# DIRECTIVE
Your task is to print every entry below exactly as given.

# DATASET RECORDS

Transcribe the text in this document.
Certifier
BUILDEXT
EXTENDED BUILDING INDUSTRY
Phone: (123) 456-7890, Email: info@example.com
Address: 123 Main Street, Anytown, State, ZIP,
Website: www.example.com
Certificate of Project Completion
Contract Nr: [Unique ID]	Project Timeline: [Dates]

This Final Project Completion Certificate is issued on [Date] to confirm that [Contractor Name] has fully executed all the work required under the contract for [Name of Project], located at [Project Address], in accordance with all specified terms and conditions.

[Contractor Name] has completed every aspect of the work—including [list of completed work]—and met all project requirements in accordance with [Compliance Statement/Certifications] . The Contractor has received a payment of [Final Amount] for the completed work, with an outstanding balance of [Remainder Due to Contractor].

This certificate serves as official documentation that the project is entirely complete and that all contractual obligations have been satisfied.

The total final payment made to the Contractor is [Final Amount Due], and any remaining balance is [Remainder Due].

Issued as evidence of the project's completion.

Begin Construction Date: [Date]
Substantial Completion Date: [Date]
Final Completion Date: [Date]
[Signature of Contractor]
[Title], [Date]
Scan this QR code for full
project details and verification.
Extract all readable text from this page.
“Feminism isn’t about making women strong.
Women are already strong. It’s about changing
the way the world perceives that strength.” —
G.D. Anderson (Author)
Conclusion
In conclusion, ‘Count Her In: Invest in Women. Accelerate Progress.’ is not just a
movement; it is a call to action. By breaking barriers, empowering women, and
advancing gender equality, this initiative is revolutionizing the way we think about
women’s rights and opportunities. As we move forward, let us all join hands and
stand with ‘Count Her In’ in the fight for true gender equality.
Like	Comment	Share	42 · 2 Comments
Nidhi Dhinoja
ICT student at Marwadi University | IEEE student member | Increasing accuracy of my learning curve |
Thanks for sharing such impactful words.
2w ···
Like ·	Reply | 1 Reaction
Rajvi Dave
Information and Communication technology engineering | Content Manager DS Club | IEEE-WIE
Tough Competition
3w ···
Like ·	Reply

# TASK SOLUTION
Transcribe the text in this document.
Certifier
BUILDEXT
EXTENDED BUILDING INDUSTRY
Phone: (123) 456-7890, Email: info@example.com
Address: 123 Main Street, Anytown, State, ZIP,
Website: www.example.com
Certificate of Project Completion
Contract Nr: [Unique ID]	Project Timeline: [Dates]

This Final Project Completion Certificate is issued on [Date] to confirm that [Contractor Name] has fully executed all the work required under the contract for [Name of Project], located at [Project Address], in accordance with all specified terms and conditions.

[Contractor Name] has completed every aspect of the work—including [list of completed work]—and met all project requirements in accordance with [Compliance Statement/Certifications] . The Contractor has received a payment of [Final Amount] for the completed work, with an outstanding balance of [Remainder Due to Contractor].

This certificate serves as official documentation that the project is entirely complete and that all contractual obligations have been satisfied.

The total final payment made to the Contractor is [Final Amount Due], and any remaining balance is [Remainder Due].

Issued as evidence of the project's completion.

Begin Construction Date: [Date]
Substantial Completion Date: [Date]
Final Completion Date: [Date]
[Signature of Contractor]
[Title], [Date]
Scan this QR code for full
project details and verification.
Extract all readable text from this page.
“Feminism isn’t about making women strong.
Women are already strong. It’s about changing
the way the world perceives that strength.” —
G.D. Anderson (Author)
Conclusion
In conclusion, ‘Count Her In: Invest in Women. Accelerate Progress.’ is not just a
movement; it is a call to action. By breaking barriers, empowering women, and
advancing gender equality, this initiative is revolutionizing the way we think about
women’s rights and opportunities. As we move forward, let us all join hands and
stand with ‘Count Her In’ in the fight for true gender equality.
Like	Comment	Share	42 · 2 Comments
Nidhi Dhinoja
ICT student at Marwadi University | IEEE student member | Increasing accuracy of my learning curve |
Thanks for sharing such impactful words.
2w ···
Like ·	Reply | 1 Reaction
Rajvi Dave
Information and Communication technology engineering | Content Manager DS Club | IEEE-WIE
Tough Competition
3w ···
Like ·	Reply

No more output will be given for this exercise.